***** RECORDS PROVIDED

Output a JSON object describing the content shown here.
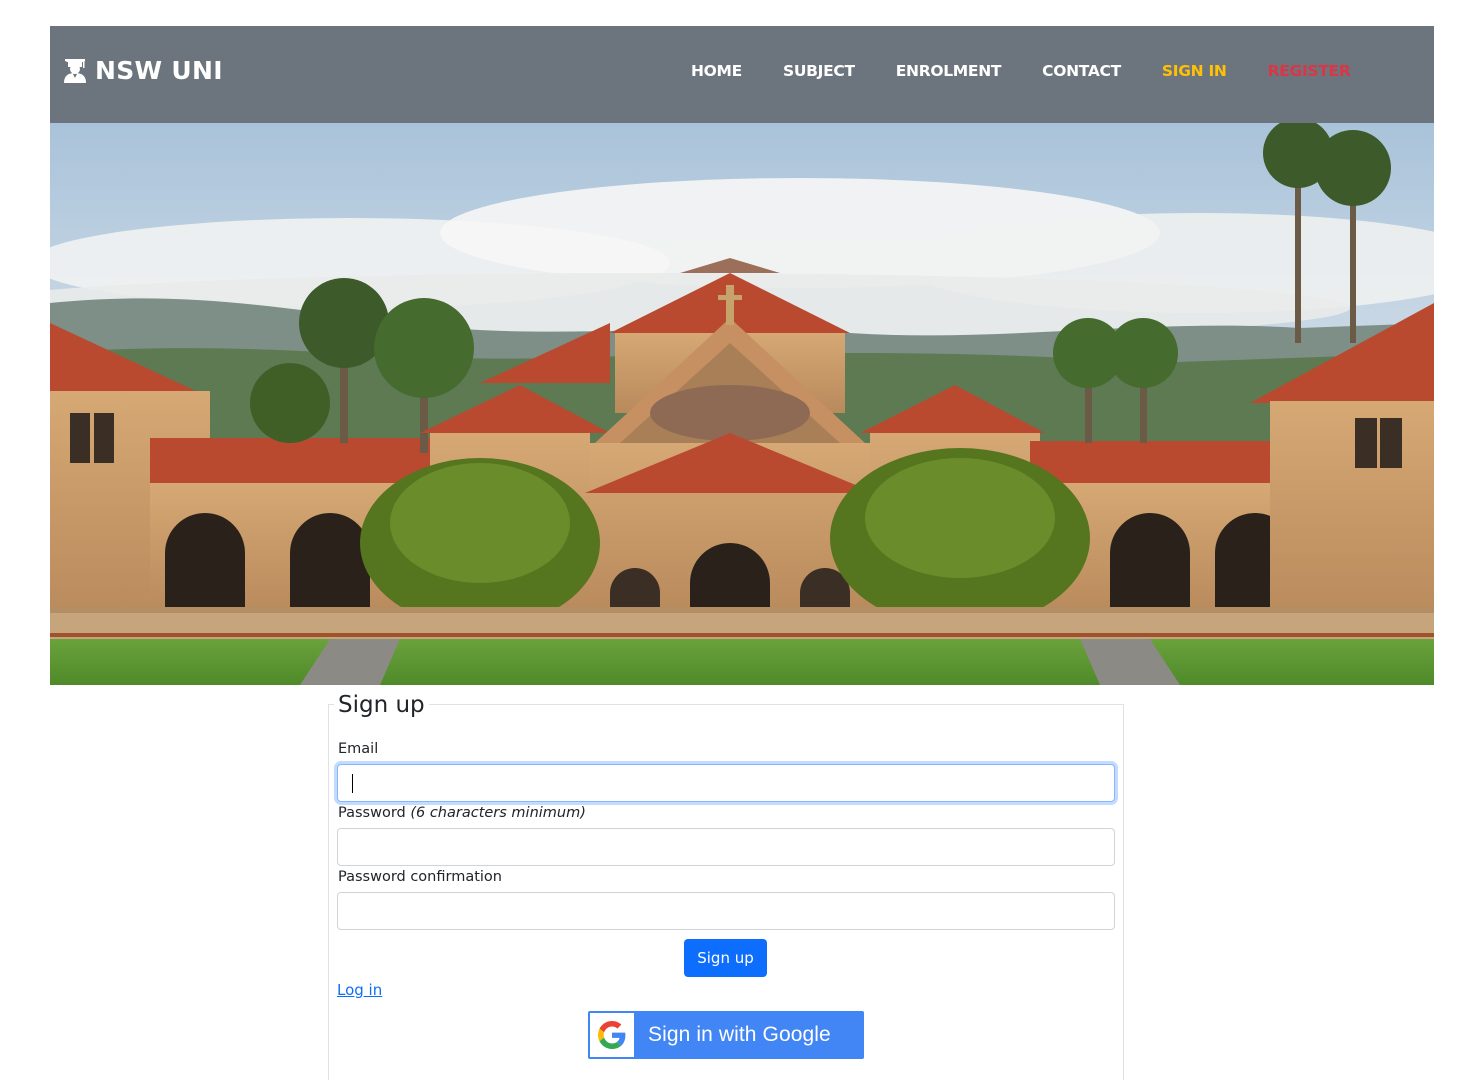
{
  "navbar": {
    "brand": "NSW UNI",
    "brand_icon": "graduate-icon",
    "links": {
      "home": "HOME",
      "subject": "SUBJECT",
      "enrolment": "ENROLMENT",
      "contact": "CONTACT",
      "signin": "SIGN IN",
      "register": "REGISTER"
    },
    "colors": {
      "background": "#6c757d",
      "signin": "#ffc107",
      "register": "#dc3545"
    }
  },
  "form": {
    "legend": "Sign up",
    "email_label": "Email",
    "email_value": "",
    "password_label": "Password",
    "password_hint": "(6 characters minimum)",
    "password_value": "",
    "confirmation_label": "Password confirmation",
    "confirmation_value": "",
    "submit_label": "Sign up",
    "login_link": "Log in",
    "google_button": "Sign in with Google",
    "colors": {
      "primary": "#0d6efd",
      "google": "#4285f4"
    }
  }
}
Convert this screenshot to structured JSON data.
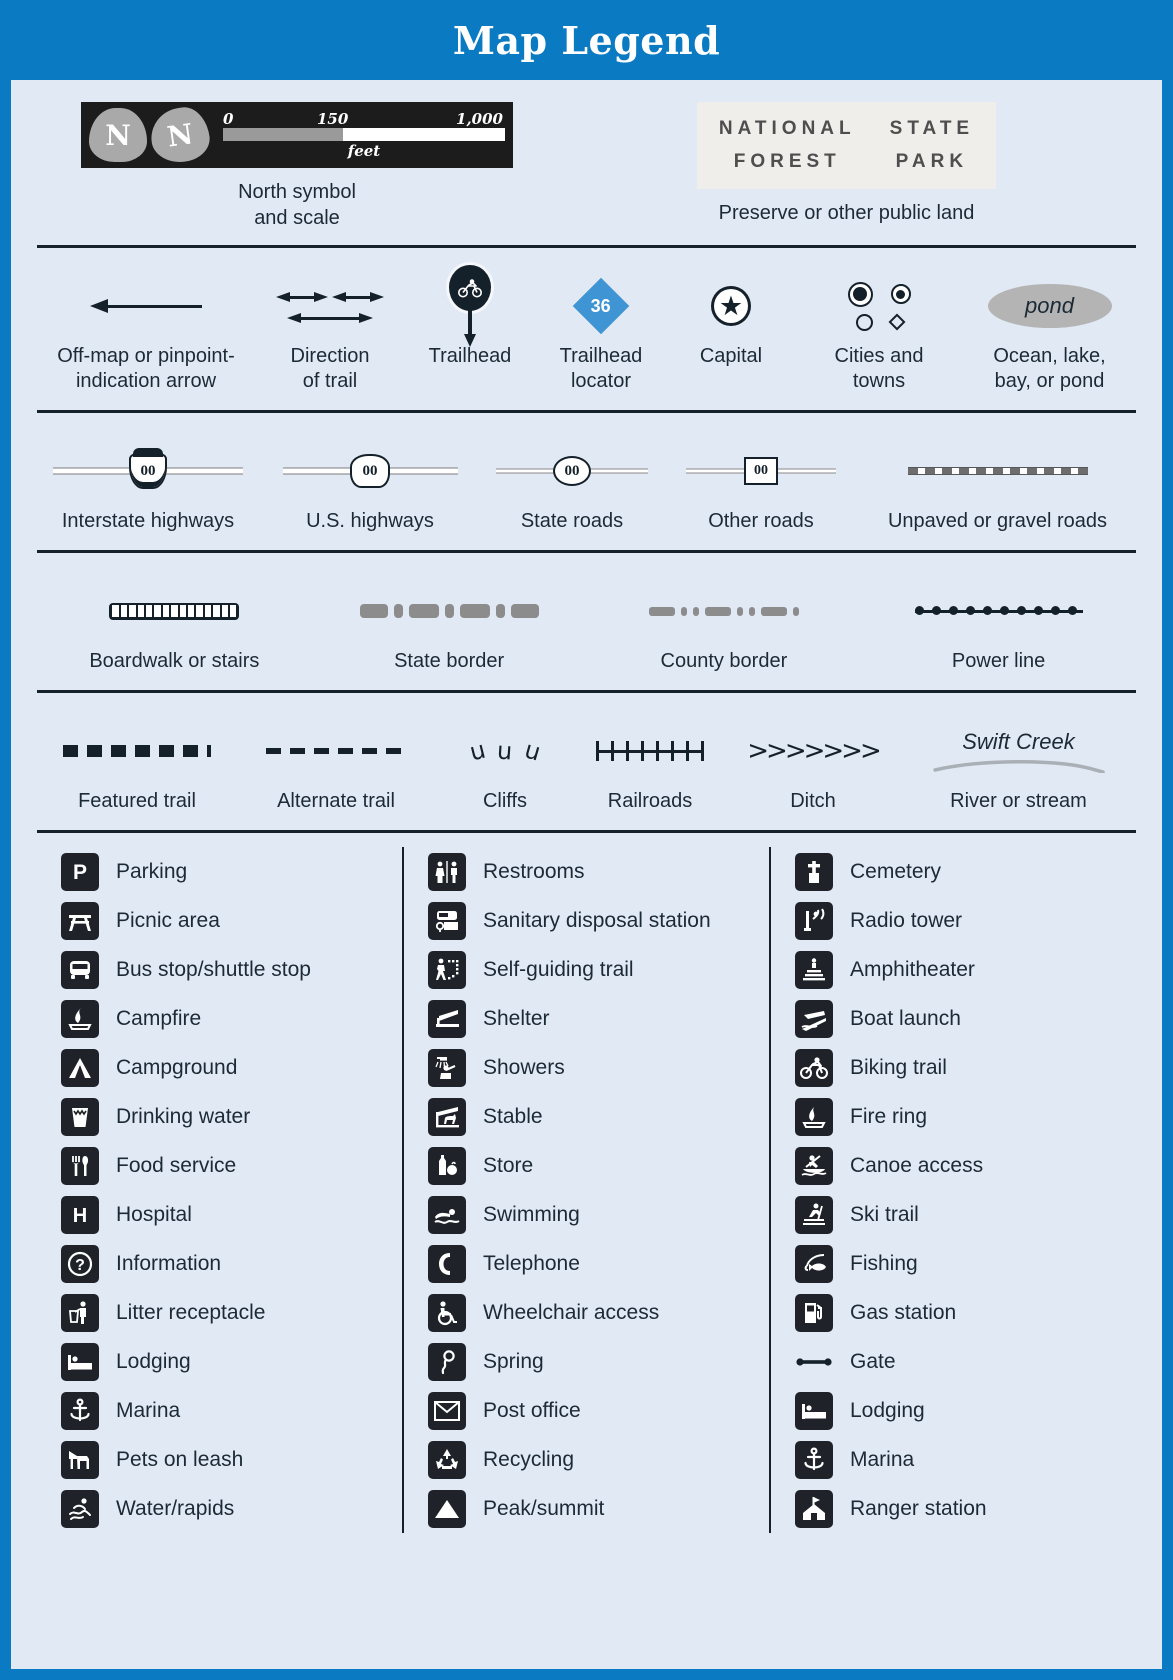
{
  "header": {
    "title": "Map Legend"
  },
  "scale": {
    "north_letter": "N",
    "ticks": [
      "0",
      "150",
      "1,000"
    ],
    "unit": "feet",
    "caption": "North symbol\nand scale"
  },
  "preserve": {
    "line1_left": "NATIONAL",
    "line2_left": "FOREST",
    "line1_right": "STATE",
    "line2_right": "PARK",
    "caption": "Preserve or other public land"
  },
  "captions": {
    "north": "North symbol",
    "north2": "and scale",
    "preserve": "Preserve or other public land"
  },
  "symbols": [
    {
      "id": "offmap-arrow",
      "label": "Off-map or pinpoint-",
      "label2": "indication arrow"
    },
    {
      "id": "direction-of-trail",
      "label": "Direction",
      "label2": "of trail"
    },
    {
      "id": "trailhead",
      "label": "Trailhead",
      "label2": ""
    },
    {
      "id": "trailhead-locator",
      "label": "Trailhead",
      "label2": "locator",
      "value": "36",
      "color": "#3f94d3"
    },
    {
      "id": "capital",
      "label": "Capital",
      "label2": ""
    },
    {
      "id": "cities-and-towns",
      "label": "Cities and",
      "label2": "towns"
    },
    {
      "id": "ocean-lake-bay-pond",
      "label": "Ocean, lake,",
      "label2": "bay, or pond",
      "water_label": "pond"
    }
  ],
  "roads": [
    {
      "id": "interstate-highways",
      "label": "Interstate highways",
      "shield": "00"
    },
    {
      "id": "us-highways",
      "label": "U.S. highways",
      "shield": "00"
    },
    {
      "id": "state-roads",
      "label": "State roads",
      "shield": "00"
    },
    {
      "id": "other-roads",
      "label": "Other roads",
      "shield": "00"
    },
    {
      "id": "unpaved-gravel-roads",
      "label": "Unpaved or gravel roads",
      "shield": ""
    }
  ],
  "borders": [
    {
      "id": "boardwalk-or-stairs",
      "label": "Boardwalk or stairs"
    },
    {
      "id": "state-border",
      "label": "State border"
    },
    {
      "id": "county-border",
      "label": "County border"
    },
    {
      "id": "power-line",
      "label": "Power line"
    }
  ],
  "trails": [
    {
      "id": "featured-trail",
      "label": "Featured trail"
    },
    {
      "id": "alternate-trail",
      "label": "Alternate trail"
    },
    {
      "id": "cliffs",
      "label": "Cliffs"
    },
    {
      "id": "railroads",
      "label": "Railroads"
    },
    {
      "id": "ditch",
      "label": "Ditch"
    },
    {
      "id": "river-or-stream",
      "label": "River or stream",
      "stream_name": "Swift Creek"
    }
  ],
  "icon_columns": [
    [
      {
        "icon": "parking-icon",
        "label": "Parking"
      },
      {
        "icon": "picnic-icon",
        "label": "Picnic area"
      },
      {
        "icon": "bus-icon",
        "label": "Bus stop/shuttle stop"
      },
      {
        "icon": "campfire-icon",
        "label": "Campfire"
      },
      {
        "icon": "tent-icon",
        "label": "Campground"
      },
      {
        "icon": "drinking-water-icon",
        "label": "Drinking water"
      },
      {
        "icon": "food-service-icon",
        "label": "Food service"
      },
      {
        "icon": "hospital-icon",
        "label": "Hospital"
      },
      {
        "icon": "information-icon",
        "label": "Information"
      },
      {
        "icon": "litter-icon",
        "label": "Litter receptacle"
      },
      {
        "icon": "lodging-icon",
        "label": "Lodging"
      },
      {
        "icon": "marina-icon",
        "label": "Marina"
      },
      {
        "icon": "pets-on-leash-icon",
        "label": "Pets on leash"
      },
      {
        "icon": "water-rapids-icon",
        "label": "Water/rapids"
      }
    ],
    [
      {
        "icon": "restrooms-icon",
        "label": "Restrooms"
      },
      {
        "icon": "sanitary-disposal-icon",
        "label": "Sanitary disposal station"
      },
      {
        "icon": "self-guiding-trail-icon",
        "label": "Self-guiding trail"
      },
      {
        "icon": "shelter-icon",
        "label": "Shelter"
      },
      {
        "icon": "showers-icon",
        "label": "Showers"
      },
      {
        "icon": "stable-icon",
        "label": "Stable"
      },
      {
        "icon": "store-icon",
        "label": "Store"
      },
      {
        "icon": "swimming-icon",
        "label": "Swimming"
      },
      {
        "icon": "telephone-icon",
        "label": "Telephone"
      },
      {
        "icon": "wheelchair-icon",
        "label": "Wheelchair access"
      },
      {
        "icon": "spring-icon",
        "label": "Spring"
      },
      {
        "icon": "post-office-icon",
        "label": "Post office"
      },
      {
        "icon": "recycling-icon",
        "label": "Recycling"
      },
      {
        "icon": "peak-summit-icon",
        "label": "Peak/summit"
      }
    ],
    [
      {
        "icon": "cemetery-icon",
        "label": "Cemetery"
      },
      {
        "icon": "radio-tower-icon",
        "label": "Radio tower"
      },
      {
        "icon": "amphitheater-icon",
        "label": "Amphitheater"
      },
      {
        "icon": "boat-launch-icon",
        "label": "Boat launch"
      },
      {
        "icon": "biking-trail-icon",
        "label": "Biking trail"
      },
      {
        "icon": "fire-ring-icon",
        "label": "Fire ring"
      },
      {
        "icon": "canoe-access-icon",
        "label": "Canoe access"
      },
      {
        "icon": "ski-trail-icon",
        "label": "Ski trail"
      },
      {
        "icon": "fishing-icon",
        "label": "Fishing"
      },
      {
        "icon": "gas-station-icon",
        "label": "Gas station"
      },
      {
        "icon": "gate-icon",
        "label": "Gate"
      },
      {
        "icon": "lodging-icon",
        "label": "Lodging"
      },
      {
        "icon": "marina-icon",
        "label": "Marina"
      },
      {
        "icon": "ranger-station-icon",
        "label": "Ranger station"
      }
    ]
  ],
  "colors": {
    "brand_blue": "#0a7ac2",
    "panel_bg": "#e1e9f5",
    "ink": "#14202a",
    "icon_bg": "#1f2329",
    "locator_blue": "#3f94d3",
    "water_gray": "#b4b4b4"
  }
}
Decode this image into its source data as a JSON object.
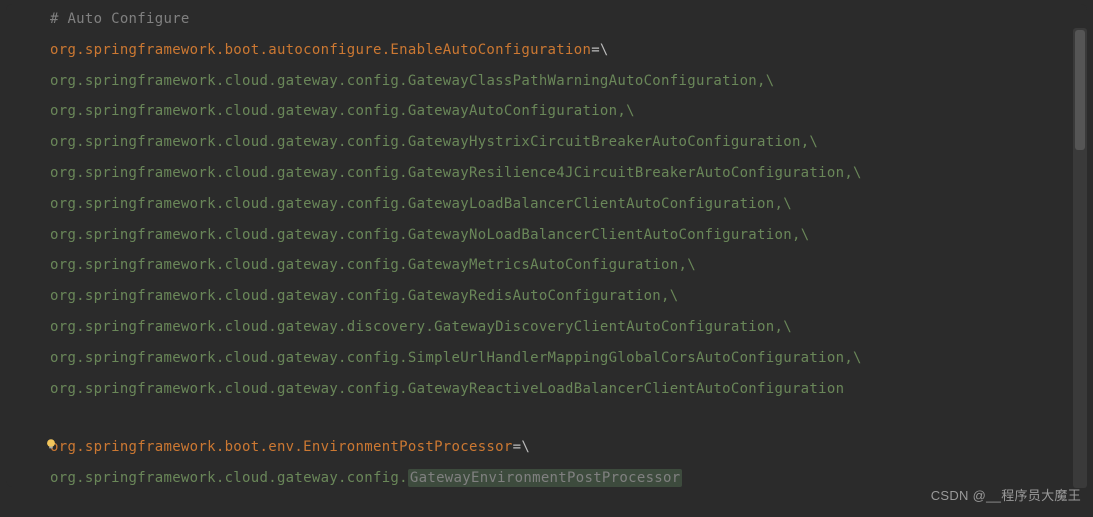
{
  "editor": {
    "comment": "# Auto Configure",
    "key1_head": "org",
    "key1_tail": ".springframework.boot.autoconfigure.EnableAutoConfiguration",
    "eqbs": "=\\",
    "lines": [
      {
        "prefix": "org.springframework.cloud.gateway.config.",
        "name": "GatewayClassPathWarningAutoConfiguration",
        "suffix": ",\\"
      },
      {
        "prefix": "org.springframework.cloud.gateway.config.",
        "name": "GatewayAutoConfiguration",
        "suffix": ",\\"
      },
      {
        "prefix": "org.springframework.cloud.gateway.config.",
        "name": "GatewayHystrixCircuitBreakerAutoConfiguration",
        "suffix": ",\\"
      },
      {
        "prefix": "org.springframework.cloud.gateway.config.",
        "name": "GatewayResilience4JCircuitBreakerAutoConfiguration",
        "suffix": ",\\"
      },
      {
        "prefix": "org.springframework.cloud.gateway.config.",
        "name": "GatewayLoadBalancerClientAutoConfiguration",
        "suffix": ",\\"
      },
      {
        "prefix": "org.springframework.cloud.gateway.config.",
        "name": "GatewayNoLoadBalancerClientAutoConfiguration",
        "suffix": ",\\"
      },
      {
        "prefix": "org.springframework.cloud.gateway.config.",
        "name": "GatewayMetricsAutoConfiguration",
        "suffix": ",\\"
      },
      {
        "prefix": "org.springframework.cloud.gateway.config.",
        "name": "GatewayRedisAutoConfiguration",
        "suffix": ",\\"
      },
      {
        "prefix": "org.springframework.cloud.gateway.discovery.",
        "name": "GatewayDiscoveryClientAutoConfiguration",
        "suffix": ",\\"
      },
      {
        "prefix": "org.springframework.cloud.gateway.config.",
        "name": "SimpleUrlHandlerMappingGlobalCorsAutoConfiguration",
        "suffix": ",\\"
      },
      {
        "prefix": "org.springframework.cloud.gateway.config.",
        "name": "GatewayReactiveLoadBalancerClientAutoConfiguration",
        "suffix": ""
      }
    ],
    "key2_head": "org",
    "key2_tail": ".springframework.boot.env.EnvironmentPostProcessor",
    "eqbs2": "=\\",
    "value2_prefix": "org.springframework.cloud.gateway.config.",
    "value2_name": "GatewayEnvironmentPostProcessor"
  },
  "watermark": "CSDN @__程序员大魔王"
}
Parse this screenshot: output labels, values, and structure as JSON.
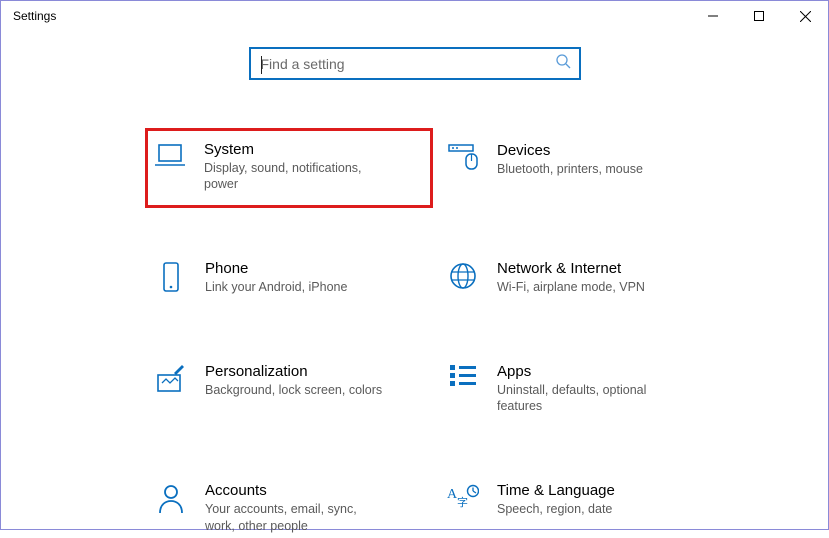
{
  "window": {
    "title": "Settings"
  },
  "search": {
    "placeholder": "Find a setting"
  },
  "tiles": [
    {
      "title": "System",
      "desc": "Display, sound, notifications, power"
    },
    {
      "title": "Devices",
      "desc": "Bluetooth, printers, mouse"
    },
    {
      "title": "Phone",
      "desc": "Link your Android, iPhone"
    },
    {
      "title": "Network & Internet",
      "desc": "Wi-Fi, airplane mode, VPN"
    },
    {
      "title": "Personalization",
      "desc": "Background, lock screen, colors"
    },
    {
      "title": "Apps",
      "desc": "Uninstall, defaults, optional features"
    },
    {
      "title": "Accounts",
      "desc": "Your accounts, email, sync, work, other people"
    },
    {
      "title": "Time & Language",
      "desc": "Speech, region, date"
    }
  ]
}
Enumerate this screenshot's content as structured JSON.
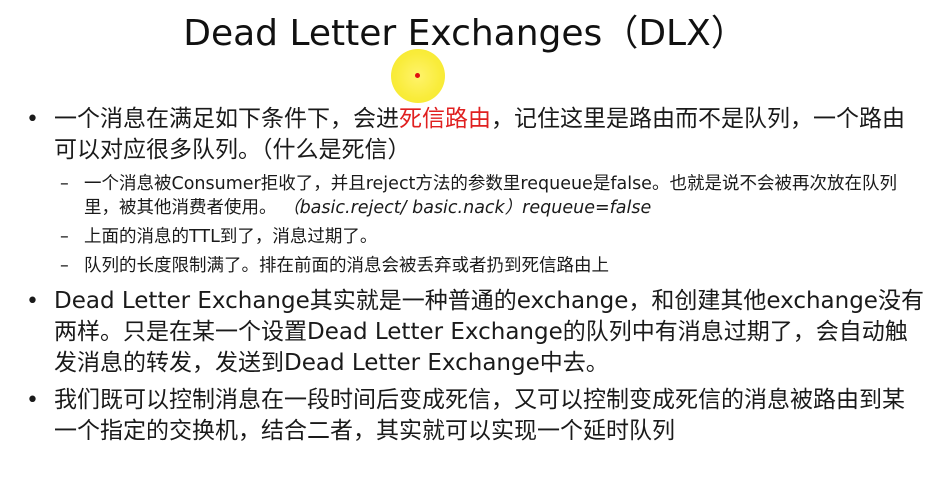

**********

◆ **WRITTEN EXERCISE**
Reproduce word for word the lines running from the line with "Parse this screenshot: output" through the end of the data, both included, and nothing else; leave out the pictures.

◆ **OUTPUT BELOW**
Parse this screenshot: output labels, values, and structure as JSON.
{
  "window": {
    "title": "Settings"
  },
  "search": {
    "placeholder": "Find a setting"
  },
  "tiles": [
    {
      "title": "System",
      "desc": "Display, sound, notifications, power"
    },
    {
      "title": "Devices",
      "desc": "Bluetooth, printers, mouse"
    },
    {
      "title": "Phone",
      "desc": "Link your Android, iPhone"
    },
    {
      "title": "Network & Internet",
      "desc": "Wi-Fi, airplane mode, VPN"
    },
    {
      "title": "Personalization",
      "desc": "Background, lock screen, colors"
    },
    {
      "title": "Apps",
      "desc": "Uninstall, defaults, optional features"
    },
    {
      "title": "Accounts",
      "desc": "Your accounts, email, sync, work, other people"
    },
    {
      "title": "Time & Language",
      "desc": "Speech, region, date"
    }
  ]
}
Enumerate this screenshot's content as structured JSON.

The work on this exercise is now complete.